Dataset entries on figures
_ _ _ _ _
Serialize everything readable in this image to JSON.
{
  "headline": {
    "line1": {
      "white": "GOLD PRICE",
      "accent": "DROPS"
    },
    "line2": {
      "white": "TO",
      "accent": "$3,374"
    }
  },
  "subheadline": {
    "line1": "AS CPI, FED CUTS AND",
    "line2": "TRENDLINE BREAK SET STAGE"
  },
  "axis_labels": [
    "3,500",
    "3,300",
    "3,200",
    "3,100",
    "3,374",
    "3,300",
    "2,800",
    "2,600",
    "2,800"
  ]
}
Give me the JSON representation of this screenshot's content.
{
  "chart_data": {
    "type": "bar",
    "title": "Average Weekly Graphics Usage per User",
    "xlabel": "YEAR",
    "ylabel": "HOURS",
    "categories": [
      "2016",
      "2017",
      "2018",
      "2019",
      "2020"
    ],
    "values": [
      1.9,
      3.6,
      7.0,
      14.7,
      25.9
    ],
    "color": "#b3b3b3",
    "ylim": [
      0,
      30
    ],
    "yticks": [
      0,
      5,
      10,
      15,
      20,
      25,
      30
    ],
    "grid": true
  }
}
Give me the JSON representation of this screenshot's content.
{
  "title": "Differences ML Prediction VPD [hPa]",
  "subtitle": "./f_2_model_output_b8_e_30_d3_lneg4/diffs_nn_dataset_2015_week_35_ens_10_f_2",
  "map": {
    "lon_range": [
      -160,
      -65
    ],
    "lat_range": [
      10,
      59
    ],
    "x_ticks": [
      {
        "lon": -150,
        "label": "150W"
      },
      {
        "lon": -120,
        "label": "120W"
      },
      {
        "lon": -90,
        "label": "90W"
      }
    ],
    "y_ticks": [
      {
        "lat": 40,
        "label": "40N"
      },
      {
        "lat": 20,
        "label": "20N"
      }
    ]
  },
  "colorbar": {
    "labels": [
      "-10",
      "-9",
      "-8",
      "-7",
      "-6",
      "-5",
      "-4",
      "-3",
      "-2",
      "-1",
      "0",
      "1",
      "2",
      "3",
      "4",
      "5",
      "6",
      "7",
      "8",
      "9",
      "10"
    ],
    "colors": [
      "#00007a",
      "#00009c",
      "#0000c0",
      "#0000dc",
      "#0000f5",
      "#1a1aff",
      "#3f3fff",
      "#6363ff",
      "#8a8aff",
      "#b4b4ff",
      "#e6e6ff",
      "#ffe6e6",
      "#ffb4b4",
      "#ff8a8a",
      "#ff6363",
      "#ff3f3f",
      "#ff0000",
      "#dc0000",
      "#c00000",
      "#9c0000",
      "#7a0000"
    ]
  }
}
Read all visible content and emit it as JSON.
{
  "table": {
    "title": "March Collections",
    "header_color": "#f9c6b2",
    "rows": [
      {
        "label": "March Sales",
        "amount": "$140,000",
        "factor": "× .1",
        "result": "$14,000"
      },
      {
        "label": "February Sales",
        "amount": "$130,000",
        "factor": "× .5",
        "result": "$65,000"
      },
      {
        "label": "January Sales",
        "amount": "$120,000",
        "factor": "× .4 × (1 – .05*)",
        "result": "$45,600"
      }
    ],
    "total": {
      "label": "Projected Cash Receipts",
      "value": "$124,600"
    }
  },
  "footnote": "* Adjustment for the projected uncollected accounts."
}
_ _ _ _ _
__Written exercise__
Copy all of the data exactly.

__Result below__
Serialize everything readable in this image to JSON.
{
  "headline": {
    "line1": {
      "white": "GOLD PRICE",
      "accent": "DROPS"
    },
    "line2": {
      "white": "TO",
      "accent": "$3,374"
    }
  },
  "subheadline": {
    "line1": "AS CPI, FED CUTS AND",
    "line2": "TRENDLINE BREAK SET STAGE"
  },
  "axis_labels": [
    "3,500",
    "3,300",
    "3,200",
    "3,100",
    "3,374",
    "3,300",
    "2,800",
    "2,600",
    "2,800"
  ]
}
Give me the JSON representation of this screenshot's content.
{
  "chart_data": {
    "type": "bar",
    "title": "Average Weekly Graphics Usage per User",
    "xlabel": "YEAR",
    "ylabel": "HOURS",
    "categories": [
      "2016",
      "2017",
      "2018",
      "2019",
      "2020"
    ],
    "values": [
      1.9,
      3.6,
      7.0,
      14.7,
      25.9
    ],
    "color": "#b3b3b3",
    "ylim": [
      0,
      30
    ],
    "yticks": [
      0,
      5,
      10,
      15,
      20,
      25,
      30
    ],
    "grid": true
  }
}
Give me the JSON representation of this screenshot's content.
{
  "title": "Differences ML Prediction VPD [hPa]",
  "subtitle": "./f_2_model_output_b8_e_30_d3_lneg4/diffs_nn_dataset_2015_week_35_ens_10_f_2",
  "map": {
    "lon_range": [
      -160,
      -65
    ],
    "lat_range": [
      10,
      59
    ],
    "x_ticks": [
      {
        "lon": -150,
        "label": "150W"
      },
      {
        "lon": -120,
        "label": "120W"
      },
      {
        "lon": -90,
        "label": "90W"
      }
    ],
    "y_ticks": [
      {
        "lat": 40,
        "label": "40N"
      },
      {
        "lat": 20,
        "label": "20N"
      }
    ]
  },
  "colorbar": {
    "labels": [
      "-10",
      "-9",
      "-8",
      "-7",
      "-6",
      "-5",
      "-4",
      "-3",
      "-2",
      "-1",
      "0",
      "1",
      "2",
      "3",
      "4",
      "5",
      "6",
      "7",
      "8",
      "9",
      "10"
    ],
    "colors": [
      "#00007a",
      "#00009c",
      "#0000c0",
      "#0000dc",
      "#0000f5",
      "#1a1aff",
      "#3f3fff",
      "#6363ff",
      "#8a8aff",
      "#b4b4ff",
      "#e6e6ff",
      "#ffe6e6",
      "#ffb4b4",
      "#ff8a8a",
      "#ff6363",
      "#ff3f3f",
      "#ff0000",
      "#dc0000",
      "#c00000",
      "#9c0000",
      "#7a0000"
    ]
  }
}
Read all visible content and emit it as JSON.
{
  "table": {
    "title": "March Collections",
    "header_color": "#f9c6b2",
    "rows": [
      {
        "label": "March Sales",
        "amount": "$140,000",
        "factor": "× .1",
        "result": "$14,000"
      },
      {
        "label": "February Sales",
        "amount": "$130,000",
        "factor": "× .5",
        "result": "$65,000"
      },
      {
        "label": "January Sales",
        "amount": "$120,000",
        "factor": "× .4 × (1 – .05*)",
        "result": "$45,600"
      }
    ],
    "total": {
      "label": "Projected Cash Receipts",
      "value": "$124,600"
    }
  },
  "footnote": "* Adjustment for the projected uncollected accounts."
}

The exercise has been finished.